* Stored data entries *
***

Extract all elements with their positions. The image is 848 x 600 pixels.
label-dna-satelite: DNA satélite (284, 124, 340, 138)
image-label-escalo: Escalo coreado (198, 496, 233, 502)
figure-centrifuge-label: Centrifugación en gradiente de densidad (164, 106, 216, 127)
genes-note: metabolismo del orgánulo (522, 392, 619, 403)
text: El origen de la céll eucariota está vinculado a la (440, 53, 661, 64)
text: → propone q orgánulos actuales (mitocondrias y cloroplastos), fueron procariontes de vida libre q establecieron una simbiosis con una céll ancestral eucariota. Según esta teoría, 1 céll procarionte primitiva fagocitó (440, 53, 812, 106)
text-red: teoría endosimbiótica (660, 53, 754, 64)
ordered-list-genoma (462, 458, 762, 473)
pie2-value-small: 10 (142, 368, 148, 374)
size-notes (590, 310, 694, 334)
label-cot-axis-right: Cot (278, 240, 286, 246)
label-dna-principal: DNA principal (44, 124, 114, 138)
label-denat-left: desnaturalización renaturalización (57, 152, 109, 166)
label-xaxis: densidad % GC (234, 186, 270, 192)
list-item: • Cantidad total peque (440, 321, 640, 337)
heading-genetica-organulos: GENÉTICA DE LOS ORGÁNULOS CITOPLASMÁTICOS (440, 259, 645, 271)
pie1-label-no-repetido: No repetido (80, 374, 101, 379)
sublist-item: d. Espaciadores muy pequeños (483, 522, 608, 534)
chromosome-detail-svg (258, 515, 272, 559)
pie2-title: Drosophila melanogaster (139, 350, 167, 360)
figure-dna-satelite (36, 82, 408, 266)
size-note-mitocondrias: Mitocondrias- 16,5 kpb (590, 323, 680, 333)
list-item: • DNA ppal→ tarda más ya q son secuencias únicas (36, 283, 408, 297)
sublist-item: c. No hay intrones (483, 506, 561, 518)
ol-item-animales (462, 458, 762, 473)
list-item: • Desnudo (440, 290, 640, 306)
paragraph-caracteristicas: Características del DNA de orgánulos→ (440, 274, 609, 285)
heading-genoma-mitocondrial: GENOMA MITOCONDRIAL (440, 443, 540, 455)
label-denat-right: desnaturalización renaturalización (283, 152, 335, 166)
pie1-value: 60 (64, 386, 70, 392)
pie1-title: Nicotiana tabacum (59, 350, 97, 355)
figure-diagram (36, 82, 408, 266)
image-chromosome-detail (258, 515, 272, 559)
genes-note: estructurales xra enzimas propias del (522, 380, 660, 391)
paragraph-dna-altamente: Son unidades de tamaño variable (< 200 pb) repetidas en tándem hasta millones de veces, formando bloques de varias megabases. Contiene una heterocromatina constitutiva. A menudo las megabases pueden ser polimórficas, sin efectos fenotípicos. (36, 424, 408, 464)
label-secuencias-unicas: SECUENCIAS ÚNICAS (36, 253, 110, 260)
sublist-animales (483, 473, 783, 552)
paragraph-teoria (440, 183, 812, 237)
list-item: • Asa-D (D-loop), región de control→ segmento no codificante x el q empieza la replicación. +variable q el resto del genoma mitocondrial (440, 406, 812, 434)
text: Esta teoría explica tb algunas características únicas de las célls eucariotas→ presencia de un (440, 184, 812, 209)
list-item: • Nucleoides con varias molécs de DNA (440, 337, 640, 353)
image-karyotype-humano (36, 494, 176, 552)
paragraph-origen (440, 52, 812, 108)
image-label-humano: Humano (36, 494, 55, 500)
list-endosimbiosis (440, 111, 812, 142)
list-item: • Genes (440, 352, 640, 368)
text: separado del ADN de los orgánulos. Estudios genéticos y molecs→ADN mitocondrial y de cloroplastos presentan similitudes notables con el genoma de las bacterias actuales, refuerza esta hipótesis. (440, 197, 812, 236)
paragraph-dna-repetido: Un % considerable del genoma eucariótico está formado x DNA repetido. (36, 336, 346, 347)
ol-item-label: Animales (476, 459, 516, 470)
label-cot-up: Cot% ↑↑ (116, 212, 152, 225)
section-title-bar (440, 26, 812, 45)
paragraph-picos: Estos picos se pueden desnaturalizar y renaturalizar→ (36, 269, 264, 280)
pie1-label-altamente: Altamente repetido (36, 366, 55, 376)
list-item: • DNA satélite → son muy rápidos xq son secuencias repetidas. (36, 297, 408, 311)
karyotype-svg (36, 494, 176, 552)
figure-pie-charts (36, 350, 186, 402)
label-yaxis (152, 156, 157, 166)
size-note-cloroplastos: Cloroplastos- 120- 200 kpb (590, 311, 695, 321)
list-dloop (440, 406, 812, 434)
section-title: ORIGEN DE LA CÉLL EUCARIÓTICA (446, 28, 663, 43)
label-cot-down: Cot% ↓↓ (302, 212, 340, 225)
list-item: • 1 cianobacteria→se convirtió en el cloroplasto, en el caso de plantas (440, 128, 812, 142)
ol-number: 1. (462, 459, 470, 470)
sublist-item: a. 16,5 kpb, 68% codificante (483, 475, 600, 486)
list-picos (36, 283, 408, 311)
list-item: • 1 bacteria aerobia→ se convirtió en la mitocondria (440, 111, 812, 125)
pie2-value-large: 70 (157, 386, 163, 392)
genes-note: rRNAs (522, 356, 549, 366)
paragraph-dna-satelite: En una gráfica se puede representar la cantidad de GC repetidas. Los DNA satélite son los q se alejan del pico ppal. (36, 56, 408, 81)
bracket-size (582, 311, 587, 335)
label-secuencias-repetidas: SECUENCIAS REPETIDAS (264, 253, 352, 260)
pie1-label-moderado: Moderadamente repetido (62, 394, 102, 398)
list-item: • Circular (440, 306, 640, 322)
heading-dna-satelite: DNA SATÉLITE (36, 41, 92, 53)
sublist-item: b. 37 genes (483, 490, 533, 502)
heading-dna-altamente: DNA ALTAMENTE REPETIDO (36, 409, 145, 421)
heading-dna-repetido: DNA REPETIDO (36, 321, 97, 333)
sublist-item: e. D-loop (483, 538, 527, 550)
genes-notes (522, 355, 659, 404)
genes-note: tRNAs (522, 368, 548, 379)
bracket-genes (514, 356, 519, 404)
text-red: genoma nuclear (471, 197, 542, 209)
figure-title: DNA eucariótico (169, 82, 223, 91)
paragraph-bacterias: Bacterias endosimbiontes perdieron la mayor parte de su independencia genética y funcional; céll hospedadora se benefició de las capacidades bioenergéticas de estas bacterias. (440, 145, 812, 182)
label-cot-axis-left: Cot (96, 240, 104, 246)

***

Counting only lines above that contain the string "paragraph", report how many there are and write nothing further.

* SOLUTION TO THIS PROBLEM *
8